Quote all of the data below exactly, please.

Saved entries
━━━

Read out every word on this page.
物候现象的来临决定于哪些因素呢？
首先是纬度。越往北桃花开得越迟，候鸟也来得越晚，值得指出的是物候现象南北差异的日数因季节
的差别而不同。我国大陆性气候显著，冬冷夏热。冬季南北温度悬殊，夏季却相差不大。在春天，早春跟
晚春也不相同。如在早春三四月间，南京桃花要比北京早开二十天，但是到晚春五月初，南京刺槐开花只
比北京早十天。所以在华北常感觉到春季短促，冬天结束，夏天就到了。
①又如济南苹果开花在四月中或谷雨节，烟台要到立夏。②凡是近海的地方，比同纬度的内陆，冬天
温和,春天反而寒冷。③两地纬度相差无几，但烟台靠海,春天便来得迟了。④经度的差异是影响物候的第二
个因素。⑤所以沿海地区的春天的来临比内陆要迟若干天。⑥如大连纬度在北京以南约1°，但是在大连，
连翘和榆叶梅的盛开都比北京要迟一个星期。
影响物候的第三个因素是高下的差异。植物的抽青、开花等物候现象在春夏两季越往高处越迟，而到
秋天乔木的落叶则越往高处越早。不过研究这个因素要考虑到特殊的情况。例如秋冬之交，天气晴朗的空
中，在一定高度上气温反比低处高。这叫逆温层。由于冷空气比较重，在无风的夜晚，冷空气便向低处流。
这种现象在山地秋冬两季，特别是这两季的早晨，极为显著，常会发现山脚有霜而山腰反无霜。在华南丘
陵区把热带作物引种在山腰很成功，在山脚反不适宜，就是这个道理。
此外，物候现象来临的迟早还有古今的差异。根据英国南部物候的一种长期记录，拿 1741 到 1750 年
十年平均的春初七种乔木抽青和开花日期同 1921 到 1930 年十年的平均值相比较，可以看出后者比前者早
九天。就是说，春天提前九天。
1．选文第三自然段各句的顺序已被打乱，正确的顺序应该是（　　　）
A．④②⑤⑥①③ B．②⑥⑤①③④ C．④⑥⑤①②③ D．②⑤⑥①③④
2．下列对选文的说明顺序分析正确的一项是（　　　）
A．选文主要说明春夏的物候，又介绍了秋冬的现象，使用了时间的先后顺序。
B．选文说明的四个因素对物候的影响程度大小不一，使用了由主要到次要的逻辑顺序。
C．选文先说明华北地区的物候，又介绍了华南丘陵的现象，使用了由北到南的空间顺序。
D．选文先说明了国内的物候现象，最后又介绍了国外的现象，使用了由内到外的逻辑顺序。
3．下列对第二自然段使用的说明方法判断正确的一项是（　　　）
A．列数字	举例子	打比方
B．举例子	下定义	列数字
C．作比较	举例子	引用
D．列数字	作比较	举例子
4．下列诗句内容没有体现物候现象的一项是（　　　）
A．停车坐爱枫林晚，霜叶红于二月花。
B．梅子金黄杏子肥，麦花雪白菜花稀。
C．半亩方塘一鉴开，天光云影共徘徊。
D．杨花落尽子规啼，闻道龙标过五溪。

━━━

## TASK RESPONSE
Read out every word on this page.
物候现象的来临决定于哪些因素呢？
首先是纬度。越往北桃花开得越迟，候鸟也来得越晚，值得指出的是物候现象南北差异的日数因季节
的差别而不同。我国大陆性气候显著，冬冷夏热。冬季南北温度悬殊，夏季却相差不大。在春天，早春跟
晚春也不相同。如在早春三四月间，南京桃花要比北京早开二十天，但是到晚春五月初，南京刺槐开花只
比北京早十天。所以在华北常感觉到春季短促，冬天结束，夏天就到了。
①又如济南苹果开花在四月中或谷雨节，烟台要到立夏。②凡是近海的地方，比同纬度的内陆，冬天
温和,春天反而寒冷。③两地纬度相差无几，但烟台靠海,春天便来得迟了。④经度的差异是影响物候的第二
个因素。⑤所以沿海地区的春天的来临比内陆要迟若干天。⑥如大连纬度在北京以南约1°，但是在大连，
连翘和榆叶梅的盛开都比北京要迟一个星期。
影响物候的第三个因素是高下的差异。植物的抽青、开花等物候现象在春夏两季越往高处越迟，而到
秋天乔木的落叶则越往高处越早。不过研究这个因素要考虑到特殊的情况。例如秋冬之交，天气晴朗的空
中，在一定高度上气温反比低处高。这叫逆温层。由于冷空气比较重，在无风的夜晚，冷空气便向低处流。
这种现象在山地秋冬两季，特别是这两季的早晨，极为显著，常会发现山脚有霜而山腰反无霜。在华南丘
陵区把热带作物引种在山腰很成功，在山脚反不适宜，就是这个道理。
此外，物候现象来临的迟早还有古今的差异。根据英国南部物候的一种长期记录，拿 1741 到 1750 年
十年平均的春初七种乔木抽青和开花日期同 1921 到 1930 年十年的平均值相比较，可以看出后者比前者早
九天。就是说，春天提前九天。
1．选文第三自然段各句的顺序已被打乱，正确的顺序应该是（　　　）
A．④②⑤⑥①③ B．②⑥⑤①③④ C．④⑥⑤①②③ D．②⑤⑥①③④
2．下列对选文的说明顺序分析正确的一项是（　　　）
A．选文主要说明春夏的物候，又介绍了秋冬的现象，使用了时间的先后顺序。
B．选文说明的四个因素对物候的影响程度大小不一，使用了由主要到次要的逻辑顺序。
C．选文先说明华北地区的物候，又介绍了华南丘陵的现象，使用了由北到南的空间顺序。
D．选文先说明了国内的物候现象，最后又介绍了国外的现象，使用了由内到外的逻辑顺序。
3．下列对第二自然段使用的说明方法判断正确的一项是（　　　）
A．列数字	举例子	打比方
B．举例子	下定义	列数字
C．作比较	举例子	引用
D．列数字	作比较	举例子
4．下列诗句内容没有体现物候现象的一项是（　　　）
A．停车坐爱枫林晚，霜叶红于二月花。
B．梅子金黄杏子肥，麦花雪白菜花稀。
C．半亩方塘一鉴开，天光云影共徘徊。
D．杨花落尽子规啼，闻道龙标过五溪。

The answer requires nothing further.